- [Work to do]:
Reply with one number: the count of lines in the data that hold the string "this".

- [Entries]:
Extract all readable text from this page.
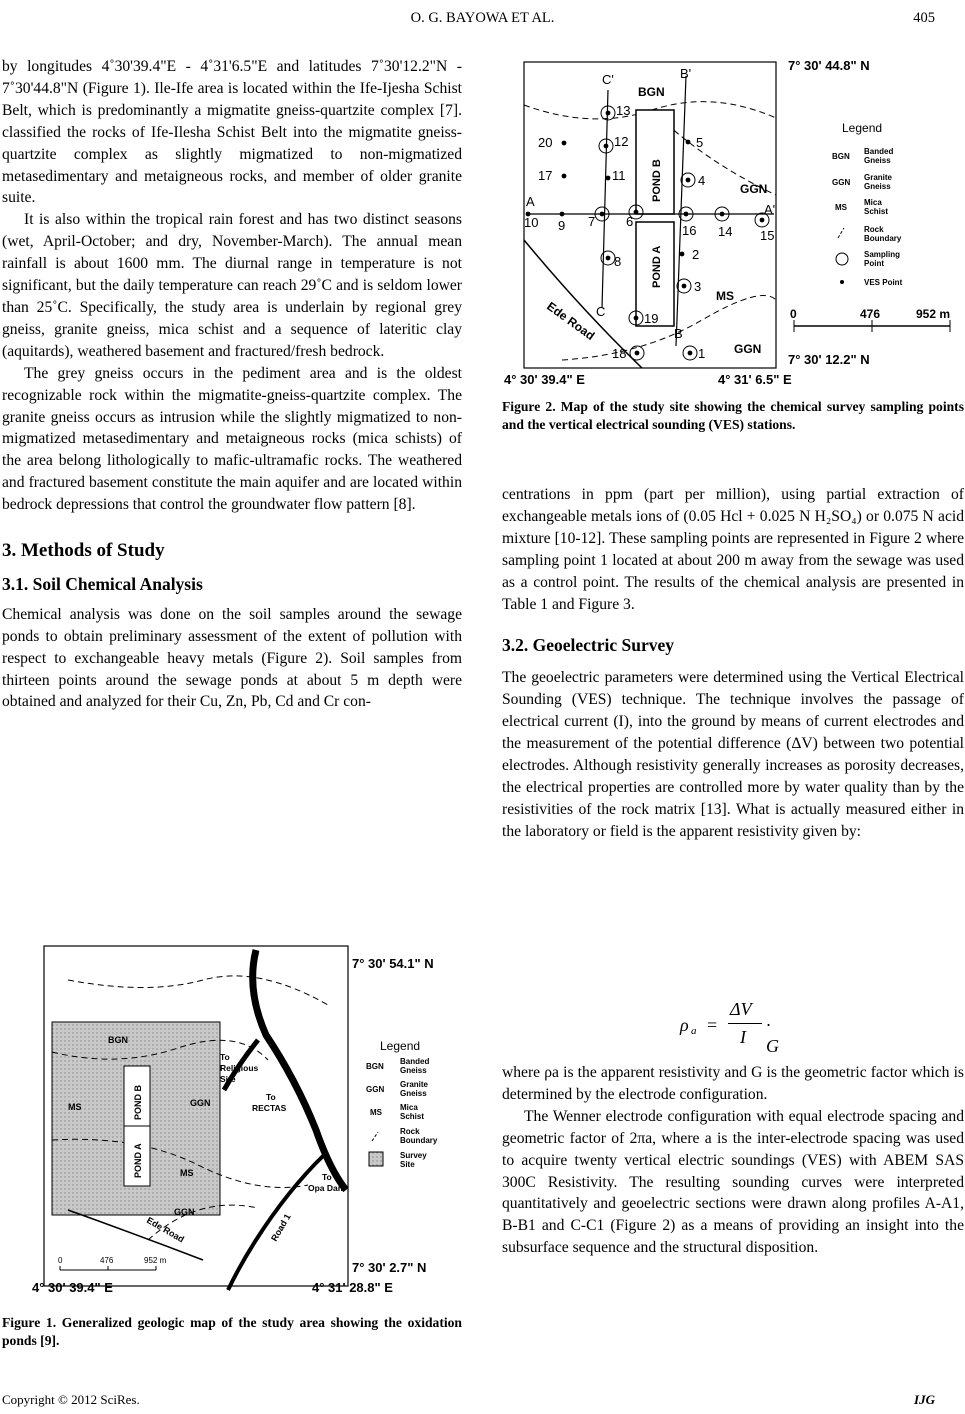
O. G. BAYOWA ET AL.	405

by longitudes 4˚30'39.4"E - 4˚31'6.5"E and latitudes 7˚30'12.2"N - 7˚30'44.8"N (Figure 1). Ile-Ife area is located within the Ife-Ijesha Schist Belt, which is predominantly a migmatite gneiss-quartzite complex [7]. classified the rocks of Ife-Ilesha Schist Belt into the migmatite gneiss-quartzite complex as slightly migmatized to non-migmatized metasedimentary and metaigneous rocks, and member of older granite suite.

It is also within the tropical rain forest and has two distinct seasons (wet, April-October; and dry, November-March). The annual mean rainfall is about 1600 mm. The diurnal range in temperature is not significant, but the daily temperature can reach 29˚C and is seldom lower than 25˚C. Specifically, the study area is underlain by regional grey gneiss, granite gneiss, mica schist and a sequence of lateritic clay (aquitards), weathered basement and fractured/fresh bedrock.

The grey gneiss occurs in the pediment area and is the oldest recognizable rock within the migmatite-gneiss-quartzite complex. The granite gneiss occurs as intrusion while the slightly migmatized to non-migmatized metasedimentary and metaigneous rocks (mica schists) of the area belong lithologically to mafic-ultramafic rocks. The weathered and fractured basement constitute the main aquifer and are located within bedrock depressions that control the groundwater flow pattern [8].

3. Methods of Study

3.1. Soil Chemical Analysis

Chemical analysis was done on the soil samples around the sewage ponds to obtain preliminary assessment of the extent of pollution with respect to exchangeable heavy metals (Figure 2). Soil samples from thirteen points around the sewage ponds at about 5 m depth were obtained and analyzed for their Cu, Zn, Pb, Cd and Cr con-

POND B
POND A
BGN
MS
MS
GGN
GGN
To Religious Site
To RECTAS
To Opa Dam
Road 1
Ede Road
0	476	952 m
7° 30' 54.1" N
7° 30' 2.7" N
4° 30' 39.4" E	4° 31' 28.8" E
Legend
BGN
Banded
Gneiss
GGN
Granite
Gneiss
MS
Mica
Schist
Rock
Boundary
Survey
Site
Figure 1. Generalized geologic map of the study area showing the oxidation ponds [9].
POND B
POND A
BGN
GGN
GGN
MS
Ede Road
A
A'
B'
B
C'
C
1
2
3
4
5
6
7
8
9
10
11
12
13
14 15
16
17
18
19
20
7° 30' 44.8" N
7° 30' 12.2" N
4° 30' 39.4" E	4° 31' 6.5" E
0	476	952 m
Legend
BGN
Banded
Gneiss
GGN
Granite
Gneiss
MS
Mica
Schist
Rock
Boundary
Sampling
Point
VES Point
Figure 2. Map of the study site showing the chemical survey sampling points and the vertical electrical sounding (VES) stations.

centrations in ppm (part per million), using partial extraction of exchangeable metals ions of (0.05 Hcl + 0.025 N H₂SO₄) or 0.075 N acid mixture [10-12]. These sampling points are represented in Figure 2 where sampling point 1 located at about 200 m away from the sewage was used as a control point. The results of the chemical analysis are presented in Table 1 and Figure 3.

3.2. Geoelectric Survey

The geoelectric parameters were determined using the Vertical Electrical Sounding (VES) technique. The technique involves the passage of electrical current (I), into the ground by means of current electrodes and the measurement of the potential difference (ΔV) between two potential electrodes. Although resistivity generally increases as porosity decreases, the electrical properties are controlled more by water quality than by the resistivities of the rock matrix [13]. What is actually measured either in the laboratory or field is the apparent resistivity given by:

ρ a =
ΔV
I
· G

where ρa is the apparent resistivity and G is the geometric factor which is determined by the electrode configuration.

The Wenner electrode configuration with equal electrode spacing and geometric factor of 2πa, where a is the inter-electrode spacing was used to acquire twenty vertical electric soundings (VES) with ABEM SAS 300C Resistivity. The resulting sounding curves were interpreted quantitatively and geoelectric sections were drawn along profiles A-A1, B-B1 and C-C1 (Figure 2) as a means of providing an insight into the subsurface sequence and the structural disposition.

Copyright © 2012 SciRes.	IJG
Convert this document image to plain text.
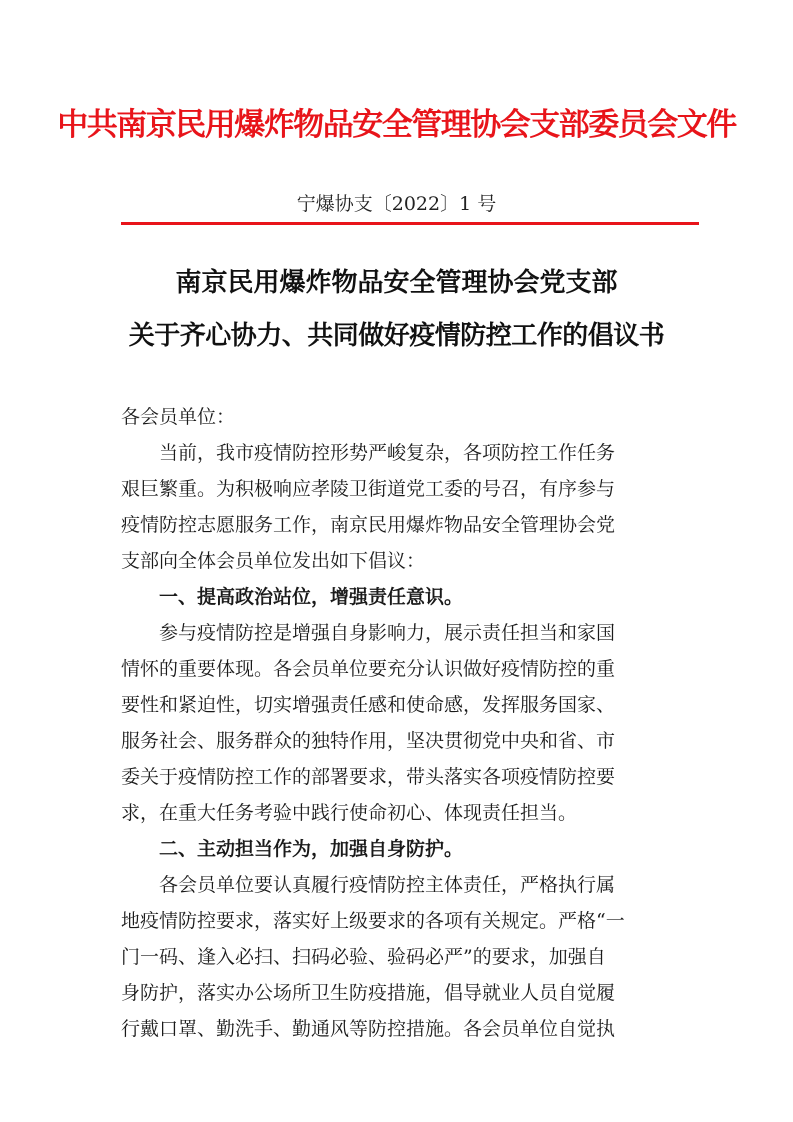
中共南京民用爆炸物品安全管理协会支部委员会文件
宁爆协支〔2022〕1 号
南京民用爆炸物品安全管理协会党支部
关于齐心协力、共同做好疫情防控工作的倡议书
各会员单位：
　　当前，我市疫情防控形势严峻复杂，各项防控工作任务
艰巨繁重。为积极响应孝陵卫街道党工委的号召，有序参与
疫情防控志愿服务工作，南京民用爆炸物品安全管理协会党
支部向全体会员单位发出如下倡议：
　　一、提高政治站位，增强责任意识。
　　参与疫情防控是增强自身影响力，展示责任担当和家国
情怀的重要体现。各会员单位要充分认识做好疫情防控的重
要性和紧迫性，切实增强责任感和使命感，发挥服务国家、
服务社会、服务群众的独特作用，坚决贯彻党中央和省、市
委关于疫情防控工作的部署要求，带头落实各项疫情防控要
求，在重大任务考验中践行使命初心、体现责任担当。
　　二、主动担当作为，加强自身防护。
　　各会员单位要认真履行疫情防控主体责任，严格执行属
地疫情防控要求，落实好上级要求的各项有关规定。严格“一
门一码、逢入必扫、扫码必验、验码必严”的要求，加强自
身防护，落实办公场所卫生防疫措施，倡导就业人员自觉履
行戴口罩、勤洗手、勤通风等防控措施。各会员单位自觉执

- [Response to the exercise]:
2